**TO DO:**
From the records below, extract all the text exactly and leave the images behind.

**DATA LISTING:**
□ □ □

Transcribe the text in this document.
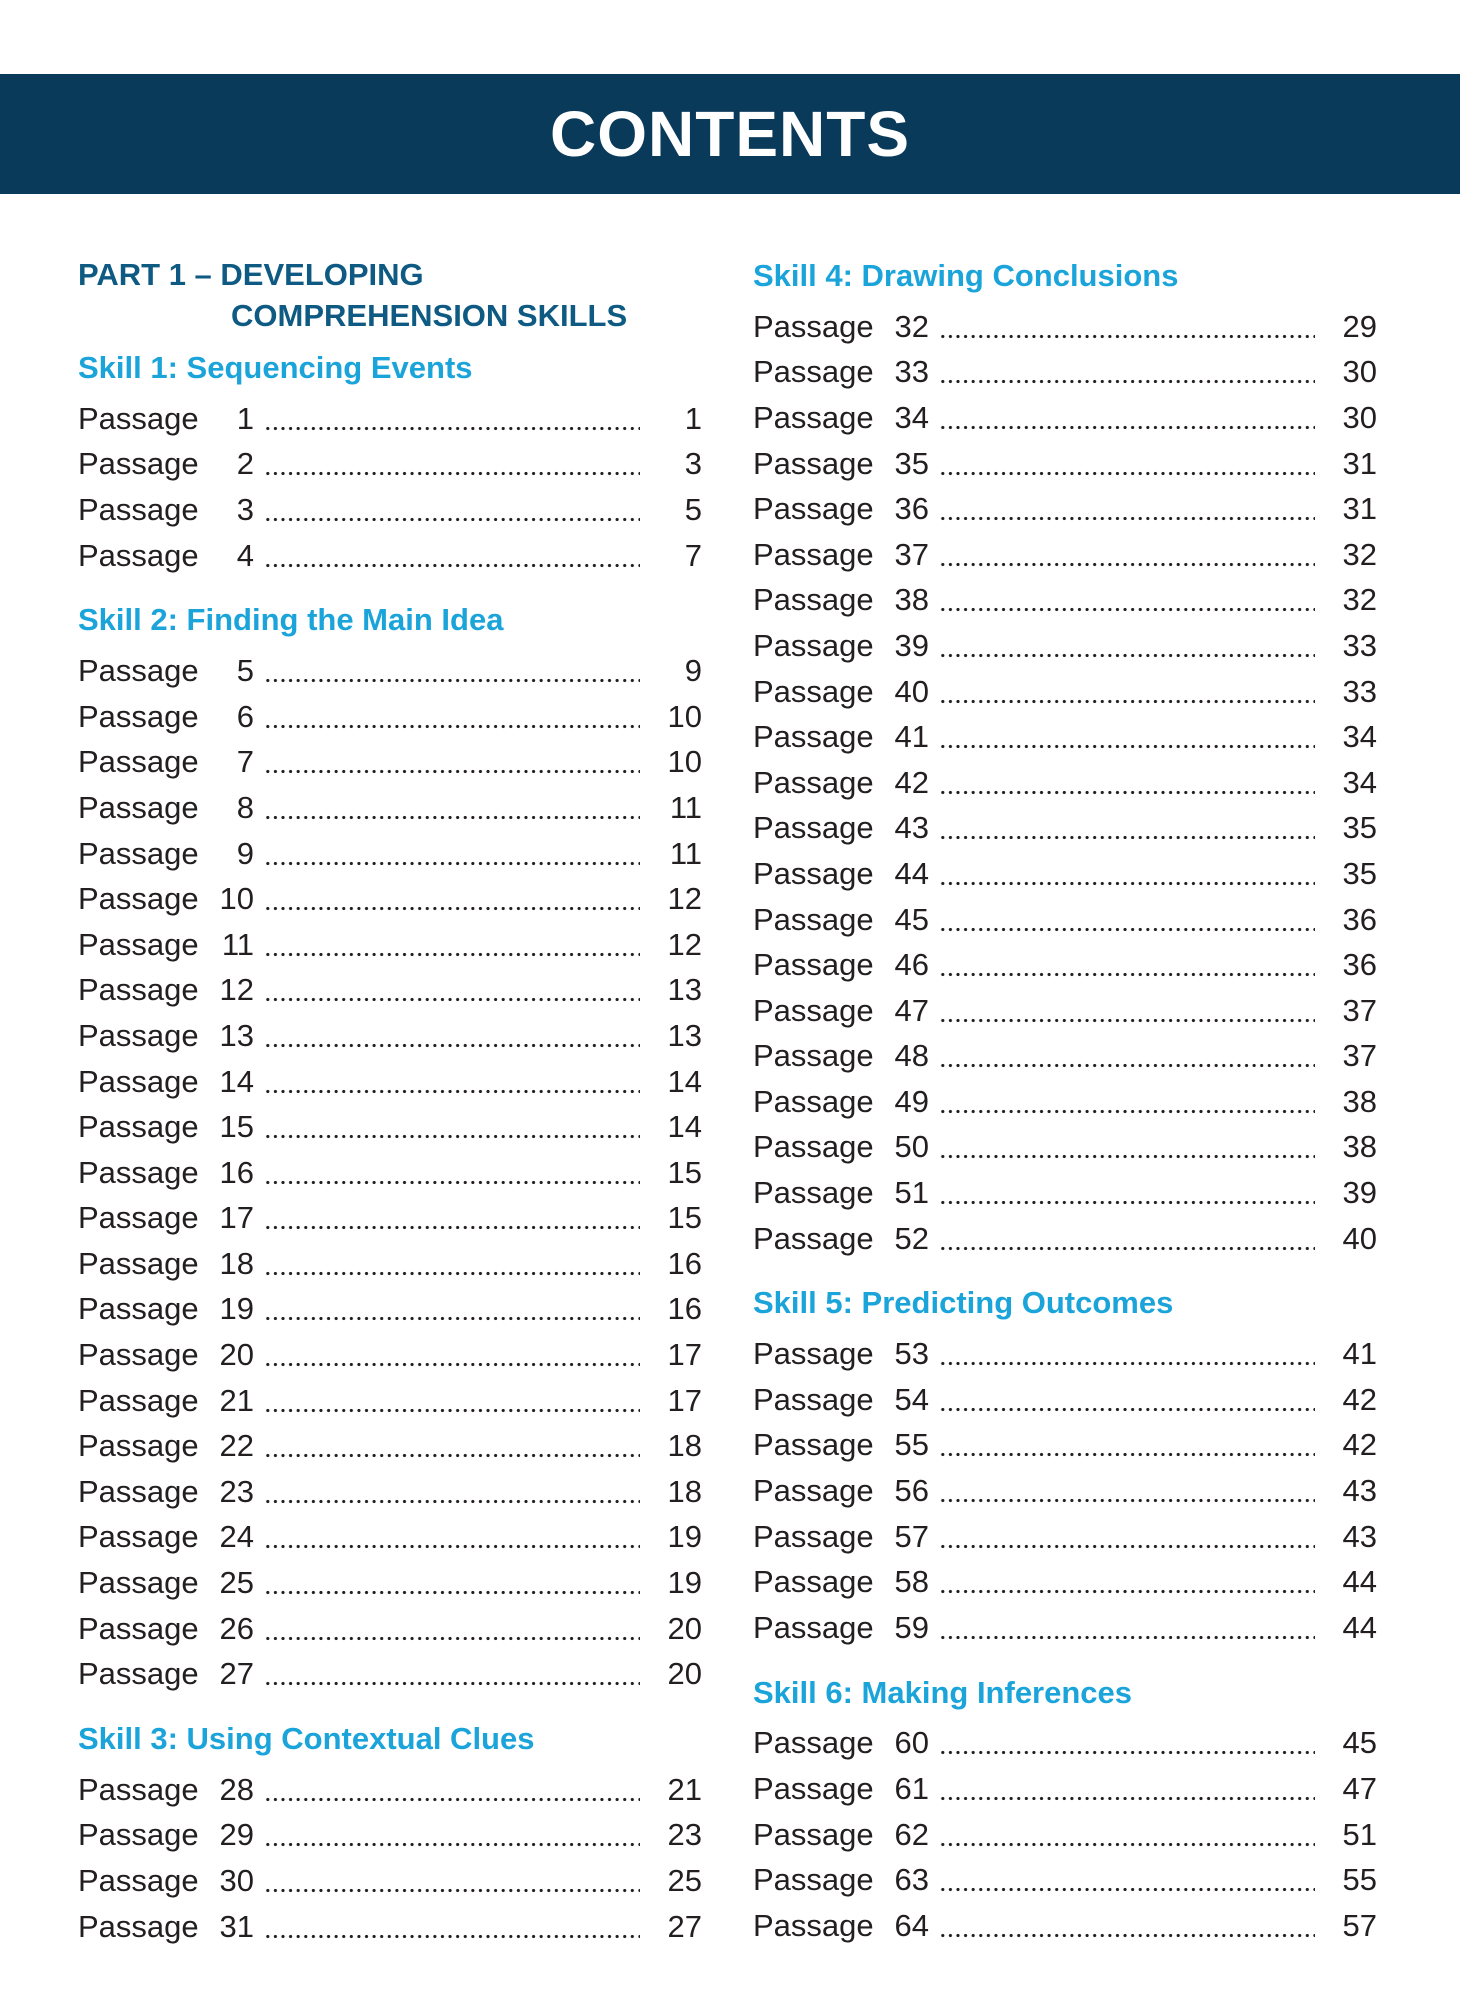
CONTENTS
PART 1 – DEVELOPING
COMPREHENSION SKILLS
Skill 1: Sequencing Events
Passage 1	1
Passage 2	3
Passage 3	5
Passage 4	7
Skill 2: Finding the Main Idea
Passage 5	9
Passage 6	10
Passage 7	10
Passage 8	11
Passage 9	11
Passage 10	12
Passage 11	12
Passage 12	13
Passage 13	13
Passage 14	14
Passage 15	14
Passage 16	15
Passage 17	15
Passage 18	16
Passage 19	16
Passage 20	17
Passage 21	17
Passage 22	18
Passage 23	18
Passage 24	19
Passage 25	19
Passage 26	20
Passage 27	20
Skill 3: Using Contextual Clues
Passage 28	21
Passage 29	23
Passage 30	25
Passage 31	27
Skill 4: Drawing Conclusions
Passage 32	29
Passage 33	30
Passage 34	30
Passage 35	31
Passage 36	31
Passage 37	32
Passage 38	32
Passage 39	33
Passage 40	33
Passage 41	34
Passage 42	34
Passage 43	35
Passage 44	35
Passage 45	36
Passage 46	36
Passage 47	37
Passage 48	37
Passage 49	38
Passage 50	38
Passage 51	39
Passage 52	40
Skill 5: Predicting Outcomes
Passage 53	41
Passage 54	42
Passage 55	42
Passage 56	43
Passage 57	43
Passage 58	44
Passage 59	44
Skill 6: Making Inferences
Passage 60	45
Passage 61	47
Passage 62	51
Passage 63	55
Passage 64	57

□ □ □

**RESPONSE TO THIS TASK:**
Transcribe the text in this document.
CONTENTS
PART 1 – DEVELOPING
COMPREHENSION SKILLS
Skill 1: Sequencing Events
Passage 1	1
Passage 2	3
Passage 3	5
Passage 4	7
Skill 2: Finding the Main Idea
Passage 5	9
Passage 6	10
Passage 7	10
Passage 8	11
Passage 9	11
Passage 10	12
Passage 11	12
Passage 12	13
Passage 13	13
Passage 14	14
Passage 15	14
Passage 16	15
Passage 17	15
Passage 18	16
Passage 19	16
Passage 20	17
Passage 21	17
Passage 22	18
Passage 23	18
Passage 24	19
Passage 25	19
Passage 26	20
Passage 27	20
Skill 3: Using Contextual Clues
Passage 28	21
Passage 29	23
Passage 30	25
Passage 31	27
Skill 4: Drawing Conclusions
Passage 32	29
Passage 33	30
Passage 34	30
Passage 35	31
Passage 36	31
Passage 37	32
Passage 38	32
Passage 39	33
Passage 40	33
Passage 41	34
Passage 42	34
Passage 43	35
Passage 44	35
Passage 45	36
Passage 46	36
Passage 47	37
Passage 48	37
Passage 49	38
Passage 50	38
Passage 51	39
Passage 52	40
Skill 5: Predicting Outcomes
Passage 53	41
Passage 54	42
Passage 55	42
Passage 56	43
Passage 57	43
Passage 58	44
Passage 59	44
Skill 6: Making Inferences
Passage 60	45
Passage 61	47
Passage 62	51
Passage 63	55
Passage 64	57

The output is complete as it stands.